-- INSTRUCTIONS TO FOLLOW --
Every line of the material below must be repeated exactly.
** Start MATERIAL FOR THIS TASK **
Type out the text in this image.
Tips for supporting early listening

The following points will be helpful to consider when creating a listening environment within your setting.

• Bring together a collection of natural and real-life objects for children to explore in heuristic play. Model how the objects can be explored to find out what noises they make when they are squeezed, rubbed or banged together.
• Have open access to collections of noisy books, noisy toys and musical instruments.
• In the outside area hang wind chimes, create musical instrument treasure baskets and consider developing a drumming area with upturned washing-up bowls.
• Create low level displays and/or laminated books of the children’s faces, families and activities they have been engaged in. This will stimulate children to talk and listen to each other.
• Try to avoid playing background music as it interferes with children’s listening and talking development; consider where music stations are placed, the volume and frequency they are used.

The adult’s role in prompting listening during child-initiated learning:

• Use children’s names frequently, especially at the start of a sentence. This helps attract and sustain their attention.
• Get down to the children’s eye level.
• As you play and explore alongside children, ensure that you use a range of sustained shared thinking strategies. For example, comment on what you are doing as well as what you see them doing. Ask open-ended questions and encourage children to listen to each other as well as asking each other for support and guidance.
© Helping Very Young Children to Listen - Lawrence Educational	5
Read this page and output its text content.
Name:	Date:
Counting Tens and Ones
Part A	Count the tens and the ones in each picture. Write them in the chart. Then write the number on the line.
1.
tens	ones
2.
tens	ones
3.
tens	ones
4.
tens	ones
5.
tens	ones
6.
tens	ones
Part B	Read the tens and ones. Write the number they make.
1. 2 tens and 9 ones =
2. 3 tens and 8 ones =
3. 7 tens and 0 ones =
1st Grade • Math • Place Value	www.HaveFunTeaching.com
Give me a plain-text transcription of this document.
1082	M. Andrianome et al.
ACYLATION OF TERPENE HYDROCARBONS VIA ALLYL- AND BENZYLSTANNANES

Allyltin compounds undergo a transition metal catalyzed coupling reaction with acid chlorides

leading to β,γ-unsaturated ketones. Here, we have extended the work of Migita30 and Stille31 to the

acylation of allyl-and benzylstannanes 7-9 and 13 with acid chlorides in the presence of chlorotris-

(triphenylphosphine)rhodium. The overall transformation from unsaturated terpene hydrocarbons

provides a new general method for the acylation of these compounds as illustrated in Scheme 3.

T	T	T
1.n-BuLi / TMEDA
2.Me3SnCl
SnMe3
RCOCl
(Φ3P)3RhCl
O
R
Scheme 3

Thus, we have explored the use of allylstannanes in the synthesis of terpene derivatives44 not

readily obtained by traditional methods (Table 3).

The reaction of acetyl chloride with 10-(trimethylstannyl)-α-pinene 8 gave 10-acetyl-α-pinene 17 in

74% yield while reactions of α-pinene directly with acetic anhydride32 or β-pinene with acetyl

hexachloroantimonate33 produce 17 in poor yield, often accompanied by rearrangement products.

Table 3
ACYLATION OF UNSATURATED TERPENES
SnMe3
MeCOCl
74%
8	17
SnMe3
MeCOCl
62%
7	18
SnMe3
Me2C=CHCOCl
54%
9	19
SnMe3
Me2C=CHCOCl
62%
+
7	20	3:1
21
** End MATERIAL FOR THIS TASK **
-- OUTPUT OF THE TASK --
Type out the text in this image.
Tips for supporting early listening

The following points will be helpful to consider when creating a listening environment within your setting.

• Bring together a collection of natural and real-life objects for children to explore in heuristic play. Model how the objects can be explored to find out what noises they make when they are squeezed, rubbed or banged together.
• Have open access to collections of noisy books, noisy toys and musical instruments.
• In the outside area hang wind chimes, create musical instrument treasure baskets and consider developing a drumming area with upturned washing-up bowls.
• Create low level displays and/or laminated books of the children’s faces, families and activities they have been engaged in. This will stimulate children to talk and listen to each other.
• Try to avoid playing background music as it interferes with children’s listening and talking development; consider where music stations are placed, the volume and frequency they are used.

The adult’s role in prompting listening during child-initiated learning:

• Use children’s names frequently, especially at the start of a sentence. This helps attract and sustain their attention.
• Get down to the children’s eye level.
• As you play and explore alongside children, ensure that you use a range of sustained shared thinking strategies. For example, comment on what you are doing as well as what you see them doing. Ask open-ended questions and encourage children to listen to each other as well as asking each other for support and guidance.
© Helping Very Young Children to Listen - Lawrence Educational	5
Read this page and output its text content.
Name:	Date:
Counting Tens and Ones
Part A	Count the tens and the ones in each picture. Write them in the chart. Then write the number on the line.
1.
tens	ones
2.
tens	ones
3.
tens	ones
4.
tens	ones
5.
tens	ones
6.
tens	ones
Part B	Read the tens and ones. Write the number they make.
1. 2 tens and 9 ones =
2. 3 tens and 8 ones =
3. 7 tens and 0 ones =
1st Grade • Math • Place Value	www.HaveFunTeaching.com
Give me a plain-text transcription of this document.
1082	M. Andrianome et al.
ACYLATION OF TERPENE HYDROCARBONS VIA ALLYL- AND BENZYLSTANNANES

Allyltin compounds undergo a transition metal catalyzed coupling reaction with acid chlorides

leading to β,γ-unsaturated ketones. Here, we have extended the work of Migita30 and Stille31 to the

acylation of allyl-and benzylstannanes 7-9 and 13 with acid chlorides in the presence of chlorotris-

(triphenylphosphine)rhodium. The overall transformation from unsaturated terpene hydrocarbons

provides a new general method for the acylation of these compounds as illustrated in Scheme 3.

T	T	T
1.n-BuLi / TMEDA
2.Me3SnCl
SnMe3
RCOCl
(Φ3P)3RhCl
O
R
Scheme 3

Thus, we have explored the use of allylstannanes in the synthesis of terpene derivatives44 not

readily obtained by traditional methods (Table 3).

The reaction of acetyl chloride with 10-(trimethylstannyl)-α-pinene 8 gave 10-acetyl-α-pinene 17 in

74% yield while reactions of α-pinene directly with acetic anhydride32 or β-pinene with acetyl

hexachloroantimonate33 produce 17 in poor yield, often accompanied by rearrangement products.

Table 3
ACYLATION OF UNSATURATED TERPENES
SnMe3
MeCOCl
74%
8	17
SnMe3
MeCOCl
62%
7	18
SnMe3
Me2C=CHCOCl
54%
9	19
SnMe3
Me2C=CHCOCl
62%
+
7	20	3:1
21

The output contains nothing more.